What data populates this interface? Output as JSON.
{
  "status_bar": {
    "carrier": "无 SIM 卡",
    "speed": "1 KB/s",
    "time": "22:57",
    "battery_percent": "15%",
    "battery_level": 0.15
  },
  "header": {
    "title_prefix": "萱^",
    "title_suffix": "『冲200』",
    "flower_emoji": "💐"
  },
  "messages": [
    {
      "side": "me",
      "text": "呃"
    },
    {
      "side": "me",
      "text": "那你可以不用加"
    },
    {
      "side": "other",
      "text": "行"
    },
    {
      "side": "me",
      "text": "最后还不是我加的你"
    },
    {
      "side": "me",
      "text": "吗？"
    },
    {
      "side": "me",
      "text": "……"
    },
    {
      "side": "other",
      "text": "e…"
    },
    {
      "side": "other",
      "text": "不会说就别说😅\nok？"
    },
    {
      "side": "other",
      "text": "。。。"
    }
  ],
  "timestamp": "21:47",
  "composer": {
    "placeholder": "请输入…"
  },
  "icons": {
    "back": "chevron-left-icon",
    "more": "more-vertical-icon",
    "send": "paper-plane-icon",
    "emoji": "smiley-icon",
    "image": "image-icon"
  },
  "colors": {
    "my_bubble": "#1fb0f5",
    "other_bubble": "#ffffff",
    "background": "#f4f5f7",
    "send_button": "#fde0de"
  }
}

■ ■ ■ ■

▶ [DIRECTIVE]:
All of the entries must be written out exactly as they stand.

▶ [OUTPUT FOR THIS EXERCISE]:
What data populates this interface? Output as JSON.
{
  "status_bar": {
    "carrier": "无 SIM 卡",
    "speed": "1 KB/s",
    "time": "22:57",
    "battery_percent": "15%",
    "battery_level": 0.15
  },
  "header": {
    "title_prefix": "萱^",
    "title_suffix": "『冲200』",
    "flower_emoji": "💐"
  },
  "messages": [
    {
      "side": "me",
      "text": "呃"
    },
    {
      "side": "me",
      "text": "那你可以不用加"
    },
    {
      "side": "other",
      "text": "行"
    },
    {
      "side": "me",
      "text": "最后还不是我加的你"
    },
    {
      "side": "me",
      "text": "吗？"
    },
    {
      "side": "me",
      "text": "……"
    },
    {
      "side": "other",
      "text": "e…"
    },
    {
      "side": "other",
      "text": "不会说就别说😅\nok？"
    },
    {
      "side": "other",
      "text": "。。。"
    }
  ],
  "timestamp": "21:47",
  "composer": {
    "placeholder": "请输入…"
  },
  "icons": {
    "back": "chevron-left-icon",
    "more": "more-vertical-icon",
    "send": "paper-plane-icon",
    "emoji": "smiley-icon",
    "image": "image-icon"
  },
  "colors": {
    "my_bubble": "#1fb0f5",
    "other_bubble": "#ffffff",
    "background": "#f4f5f7",
    "send_button": "#fde0de"
  }
}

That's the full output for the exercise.